*Given problem:* Repeat the material below exactly, with no pictures.

*Extracted entries:*
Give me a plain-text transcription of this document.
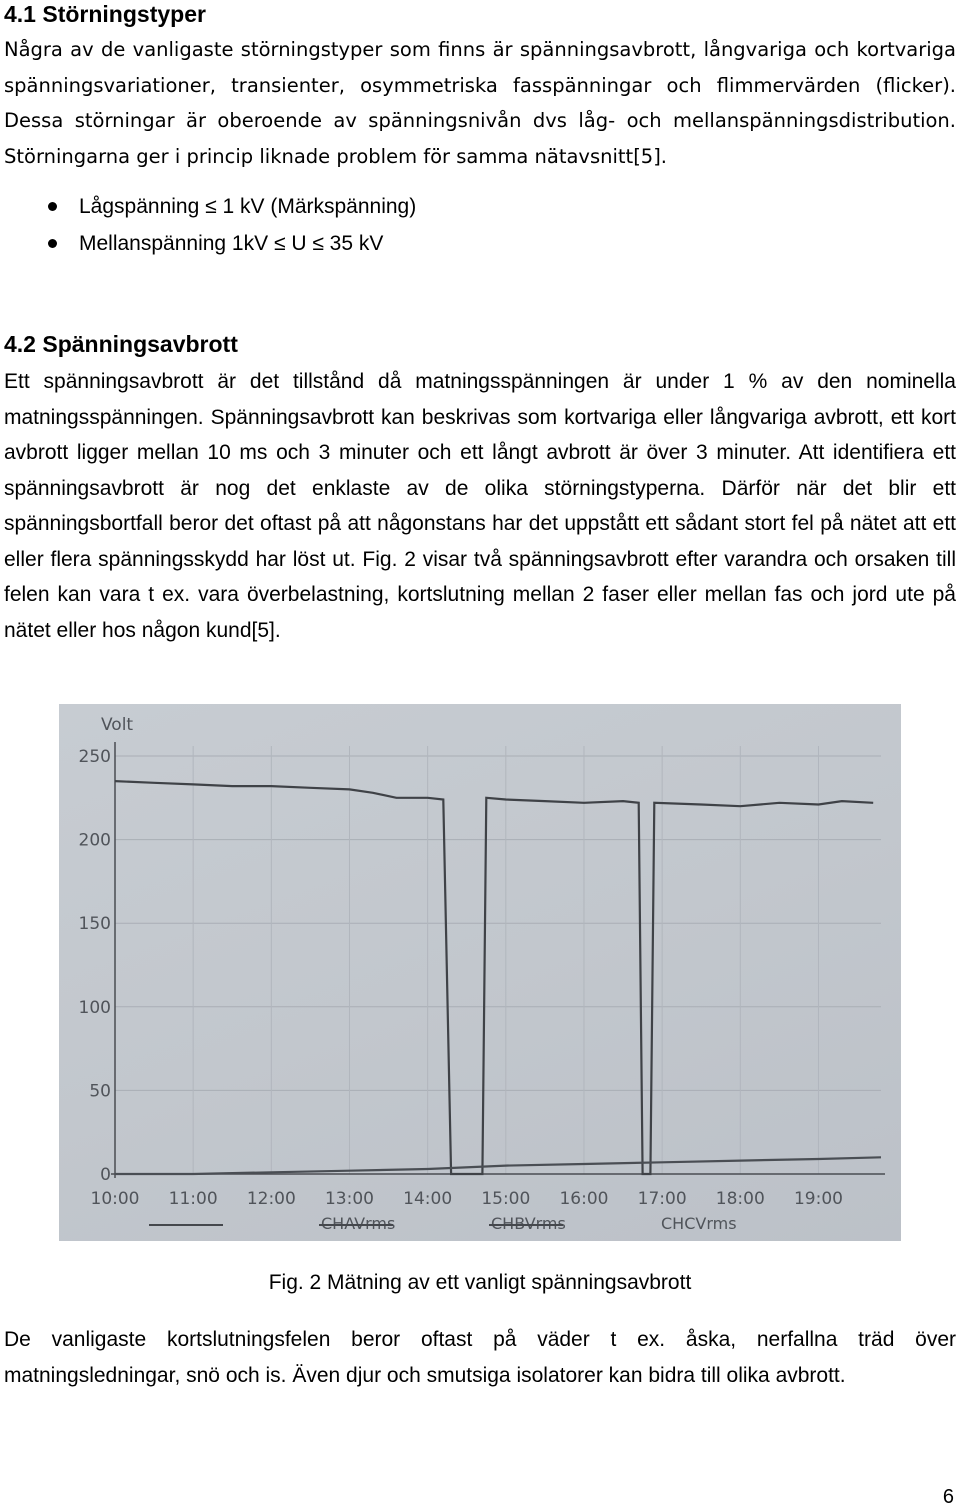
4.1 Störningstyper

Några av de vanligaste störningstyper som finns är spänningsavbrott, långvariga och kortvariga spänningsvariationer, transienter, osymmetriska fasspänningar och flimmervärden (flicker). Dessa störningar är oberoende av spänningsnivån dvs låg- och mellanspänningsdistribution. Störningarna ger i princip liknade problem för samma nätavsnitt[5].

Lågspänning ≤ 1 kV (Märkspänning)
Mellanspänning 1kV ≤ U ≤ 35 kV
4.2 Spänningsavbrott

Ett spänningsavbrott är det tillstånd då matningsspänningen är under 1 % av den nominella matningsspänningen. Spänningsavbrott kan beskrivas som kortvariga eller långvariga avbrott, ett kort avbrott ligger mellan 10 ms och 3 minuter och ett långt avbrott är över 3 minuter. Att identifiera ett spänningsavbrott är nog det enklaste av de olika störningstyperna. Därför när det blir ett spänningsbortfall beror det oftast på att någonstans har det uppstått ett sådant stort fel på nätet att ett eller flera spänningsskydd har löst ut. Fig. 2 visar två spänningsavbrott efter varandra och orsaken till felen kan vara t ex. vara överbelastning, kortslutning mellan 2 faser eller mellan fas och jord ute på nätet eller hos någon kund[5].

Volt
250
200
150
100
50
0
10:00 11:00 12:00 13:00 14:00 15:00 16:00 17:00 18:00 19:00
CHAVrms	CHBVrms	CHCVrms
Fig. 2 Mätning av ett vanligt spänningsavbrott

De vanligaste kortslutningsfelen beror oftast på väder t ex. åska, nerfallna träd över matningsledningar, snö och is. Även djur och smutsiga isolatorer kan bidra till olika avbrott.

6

*Task solution:*
Give me a plain-text transcription of this document.
4.1 Störningstyper

Några av de vanligaste störningstyper som finns är spänningsavbrott, långvariga och kortvariga spänningsvariationer, transienter, osymmetriska fasspänningar och flimmervärden (flicker). Dessa störningar är oberoende av spänningsnivån dvs låg- och mellanspänningsdistribution. Störningarna ger i princip liknade problem för samma nätavsnitt[5].

Lågspänning ≤ 1 kV (Märkspänning)
Mellanspänning 1kV ≤ U ≤ 35 kV
4.2 Spänningsavbrott

Ett spänningsavbrott är det tillstånd då matningsspänningen är under 1 % av den nominella matningsspänningen. Spänningsavbrott kan beskrivas som kortvariga eller långvariga avbrott, ett kort avbrott ligger mellan 10 ms och 3 minuter och ett långt avbrott är över 3 minuter. Att identifiera ett spänningsavbrott är nog det enklaste av de olika störningstyperna. Därför när det blir ett spänningsbortfall beror det oftast på att någonstans har det uppstått ett sådant stort fel på nätet att ett eller flera spänningsskydd har löst ut. Fig. 2 visar två spänningsavbrott efter varandra och orsaken till felen kan vara t ex. vara överbelastning, kortslutning mellan 2 faser eller mellan fas och jord ute på nätet eller hos någon kund[5].

Volt
250
200
150
100
50
0
10:00 11:00 12:00 13:00 14:00 15:00 16:00 17:00 18:00 19:00
CHAVrms	CHBVrms	CHCVrms
Fig. 2 Mätning av ett vanligt spänningsavbrott

De vanligaste kortslutningsfelen beror oftast på väder t ex. åska, nerfallna träd över matningsledningar, snö och is. Även djur och smutsiga isolatorer kan bidra till olika avbrott.

6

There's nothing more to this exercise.